Objective:
Collect every line that includes the string "JSON".

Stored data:
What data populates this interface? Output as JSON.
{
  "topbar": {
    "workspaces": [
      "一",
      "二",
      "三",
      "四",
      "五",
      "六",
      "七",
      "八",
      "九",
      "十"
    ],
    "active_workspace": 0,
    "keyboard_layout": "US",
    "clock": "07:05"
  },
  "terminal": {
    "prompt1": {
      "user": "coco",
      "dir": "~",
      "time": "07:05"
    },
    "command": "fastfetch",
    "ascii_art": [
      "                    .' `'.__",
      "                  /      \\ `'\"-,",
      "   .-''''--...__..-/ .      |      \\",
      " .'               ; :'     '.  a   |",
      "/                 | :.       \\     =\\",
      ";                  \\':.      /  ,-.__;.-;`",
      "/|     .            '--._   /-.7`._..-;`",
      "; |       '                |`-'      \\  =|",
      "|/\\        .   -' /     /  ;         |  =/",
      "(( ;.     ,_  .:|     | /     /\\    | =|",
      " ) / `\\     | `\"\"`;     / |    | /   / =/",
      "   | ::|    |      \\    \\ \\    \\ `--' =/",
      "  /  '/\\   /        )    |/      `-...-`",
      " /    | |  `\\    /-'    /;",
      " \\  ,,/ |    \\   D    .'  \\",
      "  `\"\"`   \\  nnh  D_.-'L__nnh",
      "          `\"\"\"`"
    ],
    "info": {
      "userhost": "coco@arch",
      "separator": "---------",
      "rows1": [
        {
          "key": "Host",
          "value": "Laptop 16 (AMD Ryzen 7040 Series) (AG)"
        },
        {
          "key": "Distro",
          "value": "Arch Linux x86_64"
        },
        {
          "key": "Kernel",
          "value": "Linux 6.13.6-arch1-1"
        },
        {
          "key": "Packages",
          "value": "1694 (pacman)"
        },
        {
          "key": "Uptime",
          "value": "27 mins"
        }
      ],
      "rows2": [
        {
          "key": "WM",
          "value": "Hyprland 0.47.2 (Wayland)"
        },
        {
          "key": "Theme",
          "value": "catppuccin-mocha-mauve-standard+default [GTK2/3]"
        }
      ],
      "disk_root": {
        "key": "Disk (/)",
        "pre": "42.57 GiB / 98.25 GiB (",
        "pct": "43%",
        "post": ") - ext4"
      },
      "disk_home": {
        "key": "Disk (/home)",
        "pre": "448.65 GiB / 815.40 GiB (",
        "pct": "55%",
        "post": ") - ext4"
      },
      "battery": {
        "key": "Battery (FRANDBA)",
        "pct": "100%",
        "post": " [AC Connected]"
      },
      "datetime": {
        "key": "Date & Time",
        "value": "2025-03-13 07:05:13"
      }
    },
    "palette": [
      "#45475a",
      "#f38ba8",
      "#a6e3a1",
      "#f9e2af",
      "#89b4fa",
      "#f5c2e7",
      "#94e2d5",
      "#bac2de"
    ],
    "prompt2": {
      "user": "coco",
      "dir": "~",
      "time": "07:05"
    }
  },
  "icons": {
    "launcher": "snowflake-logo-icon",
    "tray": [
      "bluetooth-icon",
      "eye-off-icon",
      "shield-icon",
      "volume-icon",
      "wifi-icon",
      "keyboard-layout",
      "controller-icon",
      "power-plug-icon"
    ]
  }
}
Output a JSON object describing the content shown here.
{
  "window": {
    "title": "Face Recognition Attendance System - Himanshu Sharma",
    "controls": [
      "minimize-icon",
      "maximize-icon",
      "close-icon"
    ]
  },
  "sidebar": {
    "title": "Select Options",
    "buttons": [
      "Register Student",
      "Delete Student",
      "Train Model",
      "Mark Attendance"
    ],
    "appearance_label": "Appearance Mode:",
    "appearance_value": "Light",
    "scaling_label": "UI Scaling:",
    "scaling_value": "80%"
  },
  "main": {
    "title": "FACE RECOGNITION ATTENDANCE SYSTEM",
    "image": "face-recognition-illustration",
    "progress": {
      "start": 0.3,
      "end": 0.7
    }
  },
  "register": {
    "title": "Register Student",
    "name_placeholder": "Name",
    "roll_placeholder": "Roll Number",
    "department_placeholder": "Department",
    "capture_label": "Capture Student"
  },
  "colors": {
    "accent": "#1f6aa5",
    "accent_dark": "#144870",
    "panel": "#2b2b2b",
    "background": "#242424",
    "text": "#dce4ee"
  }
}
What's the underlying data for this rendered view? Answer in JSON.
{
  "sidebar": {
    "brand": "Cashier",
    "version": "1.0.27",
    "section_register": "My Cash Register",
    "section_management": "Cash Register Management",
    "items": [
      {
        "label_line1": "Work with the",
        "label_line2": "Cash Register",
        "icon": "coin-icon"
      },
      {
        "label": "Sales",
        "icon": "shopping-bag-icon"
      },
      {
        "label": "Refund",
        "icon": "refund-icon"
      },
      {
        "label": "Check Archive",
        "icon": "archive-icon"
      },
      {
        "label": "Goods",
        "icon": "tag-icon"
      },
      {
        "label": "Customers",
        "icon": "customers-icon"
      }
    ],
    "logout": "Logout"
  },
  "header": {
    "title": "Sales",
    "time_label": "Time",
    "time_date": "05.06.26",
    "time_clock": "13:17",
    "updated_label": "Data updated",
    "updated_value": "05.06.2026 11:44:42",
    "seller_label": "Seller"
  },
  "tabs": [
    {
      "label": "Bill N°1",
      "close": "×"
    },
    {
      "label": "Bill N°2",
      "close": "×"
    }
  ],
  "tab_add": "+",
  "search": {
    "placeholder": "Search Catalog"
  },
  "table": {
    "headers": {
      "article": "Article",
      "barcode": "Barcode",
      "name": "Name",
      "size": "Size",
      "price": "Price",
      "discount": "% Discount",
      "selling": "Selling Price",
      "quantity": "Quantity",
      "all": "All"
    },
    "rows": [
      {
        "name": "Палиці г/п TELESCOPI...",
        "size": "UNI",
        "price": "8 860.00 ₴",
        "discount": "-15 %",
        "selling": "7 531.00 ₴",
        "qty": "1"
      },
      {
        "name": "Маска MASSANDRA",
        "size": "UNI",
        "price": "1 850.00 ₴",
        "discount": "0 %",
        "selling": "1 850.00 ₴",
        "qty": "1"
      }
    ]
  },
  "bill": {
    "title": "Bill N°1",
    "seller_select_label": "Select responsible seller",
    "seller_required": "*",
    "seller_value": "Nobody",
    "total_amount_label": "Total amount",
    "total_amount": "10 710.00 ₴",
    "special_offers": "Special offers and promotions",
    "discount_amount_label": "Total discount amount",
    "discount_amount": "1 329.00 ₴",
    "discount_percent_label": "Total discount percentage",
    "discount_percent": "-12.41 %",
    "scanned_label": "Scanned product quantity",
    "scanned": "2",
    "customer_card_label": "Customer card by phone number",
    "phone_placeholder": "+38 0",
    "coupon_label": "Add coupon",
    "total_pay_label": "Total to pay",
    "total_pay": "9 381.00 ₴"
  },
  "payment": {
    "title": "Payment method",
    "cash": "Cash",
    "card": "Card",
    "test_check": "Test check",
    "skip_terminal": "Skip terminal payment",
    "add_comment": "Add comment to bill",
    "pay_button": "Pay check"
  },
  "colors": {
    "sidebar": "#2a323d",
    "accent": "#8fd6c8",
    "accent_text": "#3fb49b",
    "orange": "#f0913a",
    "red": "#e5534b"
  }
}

Exercise answer:
What data populates this interface? Output as JSON.
Output a JSON object describing the content shown here.
What's the underlying data for this rendered view? Answer in JSON.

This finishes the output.